Repeat each of the following entries line for line, with no changes.

# start of Stored data

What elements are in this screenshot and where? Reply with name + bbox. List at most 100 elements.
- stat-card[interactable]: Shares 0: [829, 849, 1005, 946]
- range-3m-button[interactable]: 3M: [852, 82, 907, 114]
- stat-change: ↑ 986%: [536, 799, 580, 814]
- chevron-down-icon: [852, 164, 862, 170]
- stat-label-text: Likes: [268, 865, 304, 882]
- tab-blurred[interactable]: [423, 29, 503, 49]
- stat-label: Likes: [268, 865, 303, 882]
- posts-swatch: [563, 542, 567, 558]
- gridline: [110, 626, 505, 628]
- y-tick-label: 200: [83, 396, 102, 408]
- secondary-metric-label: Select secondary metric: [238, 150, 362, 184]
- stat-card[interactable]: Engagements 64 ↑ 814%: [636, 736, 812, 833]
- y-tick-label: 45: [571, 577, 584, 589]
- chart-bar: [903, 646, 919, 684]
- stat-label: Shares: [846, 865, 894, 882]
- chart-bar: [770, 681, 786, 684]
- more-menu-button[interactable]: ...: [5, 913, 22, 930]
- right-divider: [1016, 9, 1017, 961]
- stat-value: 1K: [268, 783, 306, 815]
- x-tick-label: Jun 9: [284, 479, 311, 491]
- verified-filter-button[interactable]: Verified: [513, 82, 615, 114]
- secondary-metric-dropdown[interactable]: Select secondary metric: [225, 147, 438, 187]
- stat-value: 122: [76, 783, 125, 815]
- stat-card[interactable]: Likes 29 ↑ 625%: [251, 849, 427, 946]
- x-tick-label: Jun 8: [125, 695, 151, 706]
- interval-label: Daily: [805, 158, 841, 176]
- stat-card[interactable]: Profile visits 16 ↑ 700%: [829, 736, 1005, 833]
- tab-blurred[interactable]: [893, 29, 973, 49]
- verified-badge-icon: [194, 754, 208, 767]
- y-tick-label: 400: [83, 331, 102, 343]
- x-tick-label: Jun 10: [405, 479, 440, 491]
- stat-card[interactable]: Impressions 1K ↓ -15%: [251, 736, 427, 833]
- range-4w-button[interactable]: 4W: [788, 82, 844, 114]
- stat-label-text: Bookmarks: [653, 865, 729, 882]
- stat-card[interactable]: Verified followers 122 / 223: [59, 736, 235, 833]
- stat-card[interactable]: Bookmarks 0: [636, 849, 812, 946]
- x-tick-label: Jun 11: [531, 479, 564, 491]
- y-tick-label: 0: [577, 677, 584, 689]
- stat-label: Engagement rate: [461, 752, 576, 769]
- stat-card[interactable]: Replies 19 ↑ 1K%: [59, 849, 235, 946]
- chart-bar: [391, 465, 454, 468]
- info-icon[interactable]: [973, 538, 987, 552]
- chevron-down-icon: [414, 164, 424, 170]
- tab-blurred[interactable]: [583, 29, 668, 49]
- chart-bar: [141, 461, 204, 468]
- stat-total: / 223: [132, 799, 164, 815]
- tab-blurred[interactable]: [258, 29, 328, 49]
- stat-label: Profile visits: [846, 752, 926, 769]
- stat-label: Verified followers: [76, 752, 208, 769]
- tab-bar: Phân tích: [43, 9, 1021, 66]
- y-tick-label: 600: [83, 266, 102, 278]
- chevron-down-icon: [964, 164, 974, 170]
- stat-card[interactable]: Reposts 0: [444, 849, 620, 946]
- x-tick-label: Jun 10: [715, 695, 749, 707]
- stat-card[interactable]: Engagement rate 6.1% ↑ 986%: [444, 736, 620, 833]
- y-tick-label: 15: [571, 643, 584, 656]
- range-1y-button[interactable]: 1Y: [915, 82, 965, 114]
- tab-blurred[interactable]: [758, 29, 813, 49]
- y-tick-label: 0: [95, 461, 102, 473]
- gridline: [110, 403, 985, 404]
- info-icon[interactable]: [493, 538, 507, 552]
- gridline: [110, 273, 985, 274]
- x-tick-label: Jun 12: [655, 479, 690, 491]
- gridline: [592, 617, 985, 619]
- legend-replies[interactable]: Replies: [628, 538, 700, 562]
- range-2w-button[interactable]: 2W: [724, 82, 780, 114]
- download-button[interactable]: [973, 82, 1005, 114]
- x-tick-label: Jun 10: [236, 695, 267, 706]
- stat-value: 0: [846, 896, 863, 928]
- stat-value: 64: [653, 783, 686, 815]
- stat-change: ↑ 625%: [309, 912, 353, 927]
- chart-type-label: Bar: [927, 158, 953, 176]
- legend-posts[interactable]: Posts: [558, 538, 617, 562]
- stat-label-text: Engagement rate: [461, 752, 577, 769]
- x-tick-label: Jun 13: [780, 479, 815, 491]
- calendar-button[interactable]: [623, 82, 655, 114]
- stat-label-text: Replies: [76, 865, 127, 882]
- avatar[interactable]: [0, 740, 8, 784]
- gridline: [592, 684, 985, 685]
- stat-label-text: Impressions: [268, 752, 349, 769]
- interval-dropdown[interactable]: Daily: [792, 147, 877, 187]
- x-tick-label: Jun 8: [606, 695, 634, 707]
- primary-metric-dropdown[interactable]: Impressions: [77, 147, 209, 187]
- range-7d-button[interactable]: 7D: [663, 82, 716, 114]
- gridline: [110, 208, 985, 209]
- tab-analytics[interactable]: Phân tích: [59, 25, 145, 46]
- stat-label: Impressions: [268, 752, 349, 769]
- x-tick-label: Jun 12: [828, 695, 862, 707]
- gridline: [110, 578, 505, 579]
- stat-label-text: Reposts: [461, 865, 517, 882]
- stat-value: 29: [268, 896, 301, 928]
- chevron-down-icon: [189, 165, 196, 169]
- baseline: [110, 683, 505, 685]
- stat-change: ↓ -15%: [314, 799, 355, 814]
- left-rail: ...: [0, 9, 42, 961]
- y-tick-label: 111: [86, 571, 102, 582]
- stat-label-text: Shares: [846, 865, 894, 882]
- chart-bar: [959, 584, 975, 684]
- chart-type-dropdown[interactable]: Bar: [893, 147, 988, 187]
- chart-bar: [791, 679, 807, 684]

# end of Stored data

◆ Solution to this task:
What elements are in this screenshot and where? Reply with name + bbox. List at most 100 elements.
- stat-card[interactable]: Shares 0: [829, 849, 1005, 946]
- range-3m-button[interactable]: 3M: [852, 82, 907, 114]
- stat-change: ↑ 986%: [536, 799, 580, 814]
- chevron-down-icon: [852, 164, 862, 170]
- stat-label-text: Likes: [268, 865, 304, 882]
- tab-blurred[interactable]: [423, 29, 503, 49]
- stat-label: Likes: [268, 865, 303, 882]
- posts-swatch: [563, 542, 567, 558]
- gridline: [110, 626, 505, 628]
- y-tick-label: 200: [83, 396, 102, 408]
- secondary-metric-label: Select secondary metric: [238, 150, 362, 184]
- stat-card[interactable]: Engagements 64 ↑ 814%: [636, 736, 812, 833]
- y-tick-label: 45: [571, 577, 584, 589]
- chart-bar: [903, 646, 919, 684]
- stat-label: Shares: [846, 865, 894, 882]
- chart-bar: [770, 681, 786, 684]
- more-menu-button[interactable]: ...: [5, 913, 22, 930]
- right-divider: [1016, 9, 1017, 961]
- stat-value: 1K: [268, 783, 306, 815]
- x-tick-label: Jun 9: [284, 479, 311, 491]
- verified-filter-button[interactable]: Verified: [513, 82, 615, 114]
- secondary-metric-dropdown[interactable]: Select secondary metric: [225, 147, 438, 187]
- stat-value: 122: [76, 783, 125, 815]
- stat-card[interactable]: Likes 29 ↑ 625%: [251, 849, 427, 946]
- x-tick-label: Jun 8: [125, 695, 151, 706]
- interval-label: Daily: [805, 158, 841, 176]
- stat-card[interactable]: Profile visits 16 ↑ 700%: [829, 736, 1005, 833]
- tab-blurred[interactable]: [893, 29, 973, 49]
- verified-badge-icon: [194, 754, 208, 767]
- y-tick-label: 400: [83, 331, 102, 343]
- x-tick-label: Jun 10: [405, 479, 440, 491]
- stat-card[interactable]: Impressions 1K ↓ -15%: [251, 736, 427, 833]
- range-4w-button[interactable]: 4W: [788, 82, 844, 114]
- stat-label-text: Bookmarks: [653, 865, 729, 882]
- stat-card[interactable]: Verified followers 122 / 223: [59, 736, 235, 833]
- stat-card[interactable]: Bookmarks 0: [636, 849, 812, 946]
- x-tick-label: Jun 11: [531, 479, 564, 491]
- y-tick-label: 0: [577, 677, 584, 689]
- stat-label: Engagement rate: [461, 752, 576, 769]
- stat-card[interactable]: Replies 19 ↑ 1K%: [59, 849, 235, 946]
- chart-bar: [391, 465, 454, 468]
- info-icon[interactable]: [973, 538, 987, 552]
- chevron-down-icon: [414, 164, 424, 170]
- tab-blurred[interactable]: [583, 29, 668, 49]
- chart-bar: [141, 461, 204, 468]
- stat-total: / 223: [132, 799, 164, 815]
- tab-blurred[interactable]: [258, 29, 328, 49]
- stat-label: Profile visits: [846, 752, 926, 769]
- stat-label: Verified followers: [76, 752, 208, 769]
- tab-bar: Phân tích: [43, 9, 1021, 66]
- y-tick-label: 600: [83, 266, 102, 278]
- chevron-down-icon: [964, 164, 974, 170]
- stat-card[interactable]: Reposts 0: [444, 849, 620, 946]
- x-tick-label: Jun 10: [715, 695, 749, 707]
- stat-card[interactable]: Engagement rate 6.1% ↑ 986%: [444, 736, 620, 833]
- y-tick-label: 15: [571, 643, 584, 656]
- range-1y-button[interactable]: 1Y: [915, 82, 965, 114]
- tab-blurred[interactable]: [758, 29, 813, 49]
- y-tick-label: 0: [95, 461, 102, 473]
- gridline: [110, 403, 985, 404]
- info-icon[interactable]: [493, 538, 507, 552]
- gridline: [110, 273, 985, 274]
- x-tick-label: Jun 12: [655, 479, 690, 491]
- gridline: [592, 617, 985, 619]
- legend-replies[interactable]: Replies: [628, 538, 700, 562]
- range-2w-button[interactable]: 2W: [724, 82, 780, 114]
- download-button[interactable]: [973, 82, 1005, 114]
- x-tick-label: Jun 10: [236, 695, 267, 706]
- stat-value: 0: [846, 896, 863, 928]
- stat-value: 64: [653, 783, 686, 815]
- stat-change: ↑ 625%: [309, 912, 353, 927]
- chart-type-label: Bar: [927, 158, 953, 176]
- legend-posts[interactable]: Posts: [558, 538, 617, 562]
- stat-label-text: Engagement rate: [461, 752, 577, 769]
- x-tick-label: Jun 13: [780, 479, 815, 491]
- calendar-button[interactable]: [623, 82, 655, 114]
- stat-label-text: Replies: [76, 865, 127, 882]
- avatar[interactable]: [0, 740, 8, 784]
- gridline: [592, 684, 985, 685]
- stat-label-text: Impressions: [268, 752, 349, 769]
- interval-dropdown[interactable]: Daily: [792, 147, 877, 187]
- x-tick-label: Jun 8: [606, 695, 634, 707]
- primary-metric-dropdown[interactable]: Impressions: [77, 147, 209, 187]
- range-7d-button[interactable]: 7D: [663, 82, 716, 114]
- gridline: [110, 208, 985, 209]
- tab-analytics[interactable]: Phân tích: [59, 25, 145, 46]
- stat-label: Impressions: [268, 752, 349, 769]
- x-tick-label: Jun 12: [828, 695, 862, 707]
- gridline: [110, 578, 505, 579]
- stat-label-text: Reposts: [461, 865, 517, 882]
- stat-value: 29: [268, 896, 301, 928]
- chevron-down-icon: [189, 165, 196, 169]
- baseline: [110, 683, 505, 685]
- stat-change: ↓ -15%: [314, 799, 355, 814]
- left-rail: ...: [0, 9, 42, 961]
- y-tick-label: 111: [86, 571, 102, 582]
- stat-label-text: Shares: [846, 865, 894, 882]
- chart-bar: [959, 584, 975, 684]
- chart-type-dropdown[interactable]: Bar: [893, 147, 988, 187]
- chart-bar: [791, 679, 807, 684]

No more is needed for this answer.